_Raw records_.
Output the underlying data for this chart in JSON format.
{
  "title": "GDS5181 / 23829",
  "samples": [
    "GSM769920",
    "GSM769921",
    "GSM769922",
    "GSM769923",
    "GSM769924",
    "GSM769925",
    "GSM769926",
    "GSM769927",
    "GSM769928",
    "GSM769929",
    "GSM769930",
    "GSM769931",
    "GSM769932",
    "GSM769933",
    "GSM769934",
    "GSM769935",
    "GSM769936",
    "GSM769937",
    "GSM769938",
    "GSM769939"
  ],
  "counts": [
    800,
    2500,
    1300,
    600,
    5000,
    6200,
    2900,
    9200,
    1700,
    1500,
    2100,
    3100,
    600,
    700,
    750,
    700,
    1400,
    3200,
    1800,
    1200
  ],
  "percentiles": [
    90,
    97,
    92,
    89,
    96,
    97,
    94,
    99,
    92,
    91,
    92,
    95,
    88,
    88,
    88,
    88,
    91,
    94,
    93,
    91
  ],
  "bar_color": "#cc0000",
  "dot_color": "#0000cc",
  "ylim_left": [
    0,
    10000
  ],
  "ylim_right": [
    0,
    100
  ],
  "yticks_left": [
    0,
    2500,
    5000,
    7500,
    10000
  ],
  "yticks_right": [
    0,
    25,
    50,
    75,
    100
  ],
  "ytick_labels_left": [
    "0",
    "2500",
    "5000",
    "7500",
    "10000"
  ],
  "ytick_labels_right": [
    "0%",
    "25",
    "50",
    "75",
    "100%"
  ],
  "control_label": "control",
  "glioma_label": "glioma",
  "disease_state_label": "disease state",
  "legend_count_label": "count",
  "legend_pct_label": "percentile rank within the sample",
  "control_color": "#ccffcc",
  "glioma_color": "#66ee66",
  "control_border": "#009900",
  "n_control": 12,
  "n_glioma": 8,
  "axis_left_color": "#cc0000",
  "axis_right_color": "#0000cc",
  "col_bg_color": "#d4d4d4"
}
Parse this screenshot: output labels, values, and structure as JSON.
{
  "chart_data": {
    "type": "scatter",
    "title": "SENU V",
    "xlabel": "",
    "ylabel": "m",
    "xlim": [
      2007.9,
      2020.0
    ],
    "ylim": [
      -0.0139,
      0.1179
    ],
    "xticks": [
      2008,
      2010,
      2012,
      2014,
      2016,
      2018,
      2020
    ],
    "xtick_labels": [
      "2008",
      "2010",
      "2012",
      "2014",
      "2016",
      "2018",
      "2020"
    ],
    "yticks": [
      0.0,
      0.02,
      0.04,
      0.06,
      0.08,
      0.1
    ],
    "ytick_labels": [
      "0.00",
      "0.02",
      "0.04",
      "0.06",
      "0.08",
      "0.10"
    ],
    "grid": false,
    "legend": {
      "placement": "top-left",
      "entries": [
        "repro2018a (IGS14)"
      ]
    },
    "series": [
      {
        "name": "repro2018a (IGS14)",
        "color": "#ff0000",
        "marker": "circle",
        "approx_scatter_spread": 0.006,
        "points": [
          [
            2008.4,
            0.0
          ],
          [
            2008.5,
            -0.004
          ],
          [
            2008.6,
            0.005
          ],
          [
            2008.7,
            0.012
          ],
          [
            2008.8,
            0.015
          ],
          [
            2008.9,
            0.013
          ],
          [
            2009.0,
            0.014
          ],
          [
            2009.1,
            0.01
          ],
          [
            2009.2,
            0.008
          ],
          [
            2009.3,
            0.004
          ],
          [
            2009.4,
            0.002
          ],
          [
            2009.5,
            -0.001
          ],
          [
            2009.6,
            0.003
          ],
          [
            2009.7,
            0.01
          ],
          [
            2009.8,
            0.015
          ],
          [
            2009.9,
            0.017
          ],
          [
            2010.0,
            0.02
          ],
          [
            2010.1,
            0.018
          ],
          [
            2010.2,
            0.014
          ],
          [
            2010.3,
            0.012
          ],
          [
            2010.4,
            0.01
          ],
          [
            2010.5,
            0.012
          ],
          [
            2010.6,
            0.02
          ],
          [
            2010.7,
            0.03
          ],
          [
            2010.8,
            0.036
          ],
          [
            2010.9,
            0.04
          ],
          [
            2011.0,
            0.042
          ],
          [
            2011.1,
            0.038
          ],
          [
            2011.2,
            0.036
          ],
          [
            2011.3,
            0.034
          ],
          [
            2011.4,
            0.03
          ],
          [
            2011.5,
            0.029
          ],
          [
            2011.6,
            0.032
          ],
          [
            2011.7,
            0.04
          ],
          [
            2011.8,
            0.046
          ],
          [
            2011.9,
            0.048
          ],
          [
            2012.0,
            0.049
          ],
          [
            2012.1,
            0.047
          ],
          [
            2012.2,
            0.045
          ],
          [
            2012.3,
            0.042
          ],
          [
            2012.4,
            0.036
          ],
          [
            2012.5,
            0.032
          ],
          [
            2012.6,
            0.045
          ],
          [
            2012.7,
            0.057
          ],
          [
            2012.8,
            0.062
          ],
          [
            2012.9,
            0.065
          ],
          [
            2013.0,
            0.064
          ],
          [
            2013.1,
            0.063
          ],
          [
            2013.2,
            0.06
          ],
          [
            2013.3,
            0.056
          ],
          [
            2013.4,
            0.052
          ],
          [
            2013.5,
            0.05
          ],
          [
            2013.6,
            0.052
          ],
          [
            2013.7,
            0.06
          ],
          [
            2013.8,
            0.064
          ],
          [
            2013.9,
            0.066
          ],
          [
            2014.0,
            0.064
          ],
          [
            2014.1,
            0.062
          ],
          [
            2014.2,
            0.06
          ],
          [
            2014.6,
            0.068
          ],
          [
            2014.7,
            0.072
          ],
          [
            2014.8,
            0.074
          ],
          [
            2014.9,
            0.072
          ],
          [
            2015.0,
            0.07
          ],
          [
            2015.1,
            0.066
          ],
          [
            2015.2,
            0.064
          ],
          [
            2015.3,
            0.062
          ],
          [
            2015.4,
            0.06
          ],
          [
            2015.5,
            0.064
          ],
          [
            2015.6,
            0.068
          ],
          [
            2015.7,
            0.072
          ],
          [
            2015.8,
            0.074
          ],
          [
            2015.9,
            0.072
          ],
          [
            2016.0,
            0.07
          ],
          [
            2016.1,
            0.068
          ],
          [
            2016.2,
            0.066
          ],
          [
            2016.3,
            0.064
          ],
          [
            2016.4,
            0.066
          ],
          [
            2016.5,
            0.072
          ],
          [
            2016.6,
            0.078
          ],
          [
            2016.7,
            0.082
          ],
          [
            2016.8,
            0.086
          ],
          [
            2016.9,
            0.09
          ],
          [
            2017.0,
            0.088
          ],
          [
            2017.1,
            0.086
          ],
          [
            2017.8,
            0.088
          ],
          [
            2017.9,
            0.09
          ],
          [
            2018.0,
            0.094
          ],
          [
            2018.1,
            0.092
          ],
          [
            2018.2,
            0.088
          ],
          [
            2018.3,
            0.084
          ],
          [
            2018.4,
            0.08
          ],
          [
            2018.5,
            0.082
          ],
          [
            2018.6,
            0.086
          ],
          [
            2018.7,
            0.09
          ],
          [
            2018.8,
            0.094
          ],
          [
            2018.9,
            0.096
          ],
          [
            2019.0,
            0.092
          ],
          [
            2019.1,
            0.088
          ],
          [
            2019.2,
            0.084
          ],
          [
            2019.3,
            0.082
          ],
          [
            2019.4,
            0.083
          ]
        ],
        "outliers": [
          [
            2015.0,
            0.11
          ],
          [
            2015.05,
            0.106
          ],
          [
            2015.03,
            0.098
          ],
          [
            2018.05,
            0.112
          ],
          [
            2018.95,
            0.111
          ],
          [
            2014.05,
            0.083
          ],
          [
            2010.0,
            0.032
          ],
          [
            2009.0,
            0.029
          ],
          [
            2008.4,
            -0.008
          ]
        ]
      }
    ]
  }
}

_Given problem_.
Return every entry verbatim.

_Exercise solution_.
Output the underlying data for this chart in JSON format.
{
  "title": "GDS5181 / 23829",
  "samples": [
    "GSM769920",
    "GSM769921",
    "GSM769922",
    "GSM769923",
    "GSM769924",
    "GSM769925",
    "GSM769926",
    "GSM769927",
    "GSM769928",
    "GSM769929",
    "GSM769930",
    "GSM769931",
    "GSM769932",
    "GSM769933",
    "GSM769934",
    "GSM769935",
    "GSM769936",
    "GSM769937",
    "GSM769938",
    "GSM769939"
  ],
  "counts": [
    800,
    2500,
    1300,
    600,
    5000,
    6200,
    2900,
    9200,
    1700,
    1500,
    2100,
    3100,
    600,
    700,
    750,
    700,
    1400,
    3200,
    1800,
    1200
  ],
  "percentiles": [
    90,
    97,
    92,
    89,
    96,
    97,
    94,
    99,
    92,
    91,
    92,
    95,
    88,
    88,
    88,
    88,
    91,
    94,
    93,
    91
  ],
  "bar_color": "#cc0000",
  "dot_color": "#0000cc",
  "ylim_left": [
    0,
    10000
  ],
  "ylim_right": [
    0,
    100
  ],
  "yticks_left": [
    0,
    2500,
    5000,
    7500,
    10000
  ],
  "yticks_right": [
    0,
    25,
    50,
    75,
    100
  ],
  "ytick_labels_left": [
    "0",
    "2500",
    "5000",
    "7500",
    "10000"
  ],
  "ytick_labels_right": [
    "0%",
    "25",
    "50",
    "75",
    "100%"
  ],
  "control_label": "control",
  "glioma_label": "glioma",
  "disease_state_label": "disease state",
  "legend_count_label": "count",
  "legend_pct_label": "percentile rank within the sample",
  "control_color": "#ccffcc",
  "glioma_color": "#66ee66",
  "control_border": "#009900",
  "n_control": 12,
  "n_glioma": 8,
  "axis_left_color": "#cc0000",
  "axis_right_color": "#0000cc",
  "col_bg_color": "#d4d4d4"
}
Parse this screenshot: output labels, values, and structure as JSON.
{
  "chart_data": {
    "type": "scatter",
    "title": "SENU V",
    "xlabel": "",
    "ylabel": "m",
    "xlim": [
      2007.9,
      2020.0
    ],
    "ylim": [
      -0.0139,
      0.1179
    ],
    "xticks": [
      2008,
      2010,
      2012,
      2014,
      2016,
      2018,
      2020
    ],
    "xtick_labels": [
      "2008",
      "2010",
      "2012",
      "2014",
      "2016",
      "2018",
      "2020"
    ],
    "yticks": [
      0.0,
      0.02,
      0.04,
      0.06,
      0.08,
      0.1
    ],
    "ytick_labels": [
      "0.00",
      "0.02",
      "0.04",
      "0.06",
      "0.08",
      "0.10"
    ],
    "grid": false,
    "legend": {
      "placement": "top-left",
      "entries": [
        "repro2018a (IGS14)"
      ]
    },
    "series": [
      {
        "name": "repro2018a (IGS14)",
        "color": "#ff0000",
        "marker": "circle",
        "approx_scatter_spread": 0.006,
        "points": [
          [
            2008.4,
            0.0
          ],
          [
            2008.5,
            -0.004
          ],
          [
            2008.6,
            0.005
          ],
          [
            2008.7,
            0.012
          ],
          [
            2008.8,
            0.015
          ],
          [
            2008.9,
            0.013
          ],
          [
            2009.0,
            0.014
          ],
          [
            2009.1,
            0.01
          ],
          [
            2009.2,
            0.008
          ],
          [
            2009.3,
            0.004
          ],
          [
            2009.4,
            0.002
          ],
          [
            2009.5,
            -0.001
          ],
          [
            2009.6,
            0.003
          ],
          [
            2009.7,
            0.01
          ],
          [
            2009.8,
            0.015
          ],
          [
            2009.9,
            0.017
          ],
          [
            2010.0,
            0.02
          ],
          [
            2010.1,
            0.018
          ],
          [
            2010.2,
            0.014
          ],
          [
            2010.3,
            0.012
          ],
          [
            2010.4,
            0.01
          ],
          [
            2010.5,
            0.012
          ],
          [
            2010.6,
            0.02
          ],
          [
            2010.7,
            0.03
          ],
          [
            2010.8,
            0.036
          ],
          [
            2010.9,
            0.04
          ],
          [
            2011.0,
            0.042
          ],
          [
            2011.1,
            0.038
          ],
          [
            2011.2,
            0.036
          ],
          [
            2011.3,
            0.034
          ],
          [
            2011.4,
            0.03
          ],
          [
            2011.5,
            0.029
          ],
          [
            2011.6,
            0.032
          ],
          [
            2011.7,
            0.04
          ],
          [
            2011.8,
            0.046
          ],
          [
            2011.9,
            0.048
          ],
          [
            2012.0,
            0.049
          ],
          [
            2012.1,
            0.047
          ],
          [
            2012.2,
            0.045
          ],
          [
            2012.3,
            0.042
          ],
          [
            2012.4,
            0.036
          ],
          [
            2012.5,
            0.032
          ],
          [
            2012.6,
            0.045
          ],
          [
            2012.7,
            0.057
          ],
          [
            2012.8,
            0.062
          ],
          [
            2012.9,
            0.065
          ],
          [
            2013.0,
            0.064
          ],
          [
            2013.1,
            0.063
          ],
          [
            2013.2,
            0.06
          ],
          [
            2013.3,
            0.056
          ],
          [
            2013.4,
            0.052
          ],
          [
            2013.5,
            0.05
          ],
          [
            2013.6,
            0.052
          ],
          [
            2013.7,
            0.06
          ],
          [
            2013.8,
            0.064
          ],
          [
            2013.9,
            0.066
          ],
          [
            2014.0,
            0.064
          ],
          [
            2014.1,
            0.062
          ],
          [
            2014.2,
            0.06
          ],
          [
            2014.6,
            0.068
          ],
          [
            2014.7,
            0.072
          ],
          [
            2014.8,
            0.074
          ],
          [
            2014.9,
            0.072
          ],
          [
            2015.0,
            0.07
          ],
          [
            2015.1,
            0.066
          ],
          [
            2015.2,
            0.064
          ],
          [
            2015.3,
            0.062
          ],
          [
            2015.4,
            0.06
          ],
          [
            2015.5,
            0.064
          ],
          [
            2015.6,
            0.068
          ],
          [
            2015.7,
            0.072
          ],
          [
            2015.8,
            0.074
          ],
          [
            2015.9,
            0.072
          ],
          [
            2016.0,
            0.07
          ],
          [
            2016.1,
            0.068
          ],
          [
            2016.2,
            0.066
          ],
          [
            2016.3,
            0.064
          ],
          [
            2016.4,
            0.066
          ],
          [
            2016.5,
            0.072
          ],
          [
            2016.6,
            0.078
          ],
          [
            2016.7,
            0.082
          ],
          [
            2016.8,
            0.086
          ],
          [
            2016.9,
            0.09
          ],
          [
            2017.0,
            0.088
          ],
          [
            2017.1,
            0.086
          ],
          [
            2017.8,
            0.088
          ],
          [
            2017.9,
            0.09
          ],
          [
            2018.0,
            0.094
          ],
          [
            2018.1,
            0.092
          ],
          [
            2018.2,
            0.088
          ],
          [
            2018.3,
            0.084
          ],
          [
            2018.4,
            0.08
          ],
          [
            2018.5,
            0.082
          ],
          [
            2018.6,
            0.086
          ],
          [
            2018.7,
            0.09
          ],
          [
            2018.8,
            0.094
          ],
          [
            2018.9,
            0.096
          ],
          [
            2019.0,
            0.092
          ],
          [
            2019.1,
            0.088
          ],
          [
            2019.2,
            0.084
          ],
          [
            2019.3,
            0.082
          ],
          [
            2019.4,
            0.083
          ]
        ],
        "outliers": [
          [
            2015.0,
            0.11
          ],
          [
            2015.05,
            0.106
          ],
          [
            2015.03,
            0.098
          ],
          [
            2018.05,
            0.112
          ],
          [
            2018.95,
            0.111
          ],
          [
            2014.05,
            0.083
          ],
          [
            2010.0,
            0.032
          ],
          [
            2009.0,
            0.029
          ],
          [
            2008.4,
            -0.008
          ]
        ]
      }
    ]
  }
}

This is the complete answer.